*What to work on:* Quote the listing below in full and exactly as written, but omit every picture.

*Dataset records:*
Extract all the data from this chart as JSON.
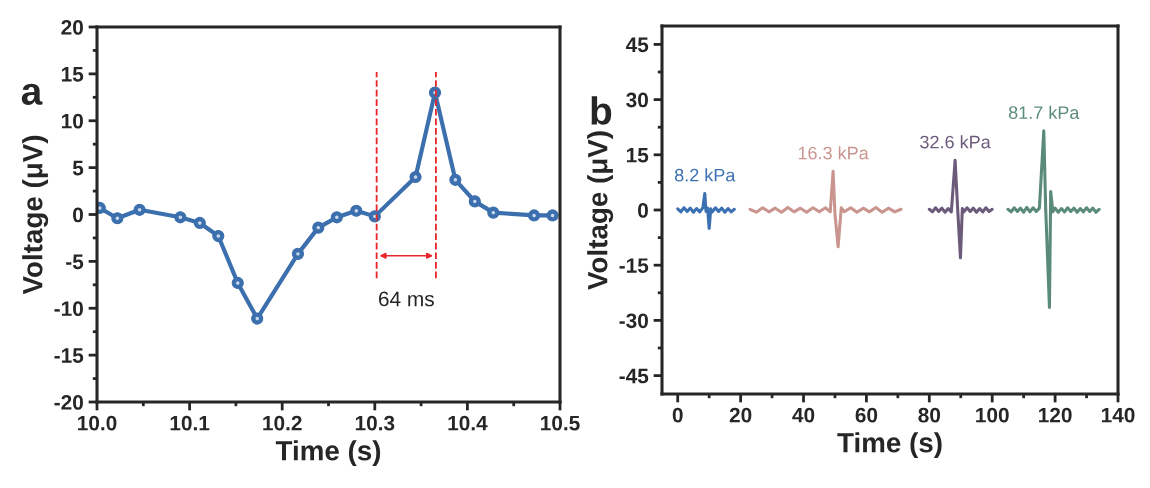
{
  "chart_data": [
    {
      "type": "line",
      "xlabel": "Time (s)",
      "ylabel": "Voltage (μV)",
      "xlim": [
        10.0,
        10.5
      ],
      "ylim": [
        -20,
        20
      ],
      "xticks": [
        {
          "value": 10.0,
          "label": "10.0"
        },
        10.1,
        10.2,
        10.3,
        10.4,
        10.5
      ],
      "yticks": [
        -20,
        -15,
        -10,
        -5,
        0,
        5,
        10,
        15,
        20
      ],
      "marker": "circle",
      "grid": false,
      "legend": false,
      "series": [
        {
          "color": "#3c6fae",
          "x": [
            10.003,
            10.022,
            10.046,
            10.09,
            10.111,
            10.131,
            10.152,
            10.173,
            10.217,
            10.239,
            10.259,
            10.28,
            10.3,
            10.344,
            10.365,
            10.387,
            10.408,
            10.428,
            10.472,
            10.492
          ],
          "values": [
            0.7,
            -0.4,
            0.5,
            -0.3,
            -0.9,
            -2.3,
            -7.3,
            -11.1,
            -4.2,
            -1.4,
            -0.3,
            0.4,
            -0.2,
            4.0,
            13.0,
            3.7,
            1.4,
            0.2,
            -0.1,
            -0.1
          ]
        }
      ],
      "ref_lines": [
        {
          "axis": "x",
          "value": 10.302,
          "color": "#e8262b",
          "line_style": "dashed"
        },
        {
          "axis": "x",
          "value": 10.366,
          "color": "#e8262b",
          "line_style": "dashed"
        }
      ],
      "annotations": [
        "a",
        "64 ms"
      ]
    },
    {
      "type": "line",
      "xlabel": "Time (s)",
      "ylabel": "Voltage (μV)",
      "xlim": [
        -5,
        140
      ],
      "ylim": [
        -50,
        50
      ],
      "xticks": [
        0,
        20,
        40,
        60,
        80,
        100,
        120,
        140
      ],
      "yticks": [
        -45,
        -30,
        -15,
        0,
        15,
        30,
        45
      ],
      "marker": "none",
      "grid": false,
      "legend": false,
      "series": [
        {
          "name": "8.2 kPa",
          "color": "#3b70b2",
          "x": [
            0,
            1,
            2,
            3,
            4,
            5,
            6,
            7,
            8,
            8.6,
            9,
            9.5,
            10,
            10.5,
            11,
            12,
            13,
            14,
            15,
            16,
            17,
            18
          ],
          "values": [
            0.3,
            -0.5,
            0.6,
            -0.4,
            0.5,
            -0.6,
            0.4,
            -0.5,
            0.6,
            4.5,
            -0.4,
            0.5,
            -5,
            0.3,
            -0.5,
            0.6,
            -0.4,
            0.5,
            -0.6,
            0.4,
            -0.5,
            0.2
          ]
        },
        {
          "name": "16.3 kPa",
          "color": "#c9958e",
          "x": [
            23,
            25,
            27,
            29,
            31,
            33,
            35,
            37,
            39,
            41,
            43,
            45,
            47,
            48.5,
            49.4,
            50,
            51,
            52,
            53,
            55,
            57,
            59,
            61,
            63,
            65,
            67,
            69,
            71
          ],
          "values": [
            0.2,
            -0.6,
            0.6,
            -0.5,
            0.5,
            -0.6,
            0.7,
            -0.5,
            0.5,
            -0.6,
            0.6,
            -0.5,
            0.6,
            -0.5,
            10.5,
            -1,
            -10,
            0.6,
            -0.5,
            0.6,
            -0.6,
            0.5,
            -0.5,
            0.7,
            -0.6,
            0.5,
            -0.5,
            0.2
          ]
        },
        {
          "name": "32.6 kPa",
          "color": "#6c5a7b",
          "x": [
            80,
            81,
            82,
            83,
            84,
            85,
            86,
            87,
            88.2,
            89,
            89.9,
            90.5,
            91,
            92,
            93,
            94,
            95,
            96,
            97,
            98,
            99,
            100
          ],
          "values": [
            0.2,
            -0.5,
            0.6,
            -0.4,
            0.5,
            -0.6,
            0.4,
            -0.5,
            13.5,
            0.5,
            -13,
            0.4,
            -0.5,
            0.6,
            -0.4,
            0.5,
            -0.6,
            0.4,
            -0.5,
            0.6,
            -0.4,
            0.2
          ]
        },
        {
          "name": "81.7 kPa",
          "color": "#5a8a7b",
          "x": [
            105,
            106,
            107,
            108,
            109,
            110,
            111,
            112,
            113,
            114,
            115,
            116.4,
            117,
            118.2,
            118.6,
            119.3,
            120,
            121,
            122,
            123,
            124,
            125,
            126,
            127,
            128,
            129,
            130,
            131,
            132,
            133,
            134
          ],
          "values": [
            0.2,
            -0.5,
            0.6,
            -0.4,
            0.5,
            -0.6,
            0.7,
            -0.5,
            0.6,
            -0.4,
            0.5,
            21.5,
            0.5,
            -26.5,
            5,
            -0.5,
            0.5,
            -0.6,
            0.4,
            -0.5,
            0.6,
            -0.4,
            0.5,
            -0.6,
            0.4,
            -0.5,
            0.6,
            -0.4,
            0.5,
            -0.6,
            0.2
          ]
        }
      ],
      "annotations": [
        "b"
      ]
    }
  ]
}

*Task answer:*
Extract all the data from this chart as JSON.
{
  "chart_data": [
    {
      "type": "line",
      "xlabel": "Time (s)",
      "ylabel": "Voltage (μV)",
      "xlim": [
        10.0,
        10.5
      ],
      "ylim": [
        -20,
        20
      ],
      "xticks": [
        {
          "value": 10.0,
          "label": "10.0"
        },
        10.1,
        10.2,
        10.3,
        10.4,
        10.5
      ],
      "yticks": [
        -20,
        -15,
        -10,
        -5,
        0,
        5,
        10,
        15,
        20
      ],
      "marker": "circle",
      "grid": false,
      "legend": false,
      "series": [
        {
          "color": "#3c6fae",
          "x": [
            10.003,
            10.022,
            10.046,
            10.09,
            10.111,
            10.131,
            10.152,
            10.173,
            10.217,
            10.239,
            10.259,
            10.28,
            10.3,
            10.344,
            10.365,
            10.387,
            10.408,
            10.428,
            10.472,
            10.492
          ],
          "values": [
            0.7,
            -0.4,
            0.5,
            -0.3,
            -0.9,
            -2.3,
            -7.3,
            -11.1,
            -4.2,
            -1.4,
            -0.3,
            0.4,
            -0.2,
            4.0,
            13.0,
            3.7,
            1.4,
            0.2,
            -0.1,
            -0.1
          ]
        }
      ],
      "ref_lines": [
        {
          "axis": "x",
          "value": 10.302,
          "color": "#e8262b",
          "line_style": "dashed"
        },
        {
          "axis": "x",
          "value": 10.366,
          "color": "#e8262b",
          "line_style": "dashed"
        }
      ],
      "annotations": [
        "a",
        "64 ms"
      ]
    },
    {
      "type": "line",
      "xlabel": "Time (s)",
      "ylabel": "Voltage (μV)",
      "xlim": [
        -5,
        140
      ],
      "ylim": [
        -50,
        50
      ],
      "xticks": [
        0,
        20,
        40,
        60,
        80,
        100,
        120,
        140
      ],
      "yticks": [
        -45,
        -30,
        -15,
        0,
        15,
        30,
        45
      ],
      "marker": "none",
      "grid": false,
      "legend": false,
      "series": [
        {
          "name": "8.2 kPa",
          "color": "#3b70b2",
          "x": [
            0,
            1,
            2,
            3,
            4,
            5,
            6,
            7,
            8,
            8.6,
            9,
            9.5,
            10,
            10.5,
            11,
            12,
            13,
            14,
            15,
            16,
            17,
            18
          ],
          "values": [
            0.3,
            -0.5,
            0.6,
            -0.4,
            0.5,
            -0.6,
            0.4,
            -0.5,
            0.6,
            4.5,
            -0.4,
            0.5,
            -5,
            0.3,
            -0.5,
            0.6,
            -0.4,
            0.5,
            -0.6,
            0.4,
            -0.5,
            0.2
          ]
        },
        {
          "name": "16.3 kPa",
          "color": "#c9958e",
          "x": [
            23,
            25,
            27,
            29,
            31,
            33,
            35,
            37,
            39,
            41,
            43,
            45,
            47,
            48.5,
            49.4,
            50,
            51,
            52,
            53,
            55,
            57,
            59,
            61,
            63,
            65,
            67,
            69,
            71
          ],
          "values": [
            0.2,
            -0.6,
            0.6,
            -0.5,
            0.5,
            -0.6,
            0.7,
            -0.5,
            0.5,
            -0.6,
            0.6,
            -0.5,
            0.6,
            -0.5,
            10.5,
            -1,
            -10,
            0.6,
            -0.5,
            0.6,
            -0.6,
            0.5,
            -0.5,
            0.7,
            -0.6,
            0.5,
            -0.5,
            0.2
          ]
        },
        {
          "name": "32.6 kPa",
          "color": "#6c5a7b",
          "x": [
            80,
            81,
            82,
            83,
            84,
            85,
            86,
            87,
            88.2,
            89,
            89.9,
            90.5,
            91,
            92,
            93,
            94,
            95,
            96,
            97,
            98,
            99,
            100
          ],
          "values": [
            0.2,
            -0.5,
            0.6,
            -0.4,
            0.5,
            -0.6,
            0.4,
            -0.5,
            13.5,
            0.5,
            -13,
            0.4,
            -0.5,
            0.6,
            -0.4,
            0.5,
            -0.6,
            0.4,
            -0.5,
            0.6,
            -0.4,
            0.2
          ]
        },
        {
          "name": "81.7 kPa",
          "color": "#5a8a7b",
          "x": [
            105,
            106,
            107,
            108,
            109,
            110,
            111,
            112,
            113,
            114,
            115,
            116.4,
            117,
            118.2,
            118.6,
            119.3,
            120,
            121,
            122,
            123,
            124,
            125,
            126,
            127,
            128,
            129,
            130,
            131,
            132,
            133,
            134
          ],
          "values": [
            0.2,
            -0.5,
            0.6,
            -0.4,
            0.5,
            -0.6,
            0.7,
            -0.5,
            0.6,
            -0.4,
            0.5,
            21.5,
            0.5,
            -26.5,
            5,
            -0.5,
            0.5,
            -0.6,
            0.4,
            -0.5,
            0.6,
            -0.4,
            0.5,
            -0.6,
            0.4,
            -0.5,
            0.6,
            -0.4,
            0.5,
            -0.6,
            0.2
          ]
        }
      ],
      "annotations": [
        "b"
      ]
    }
  ]
}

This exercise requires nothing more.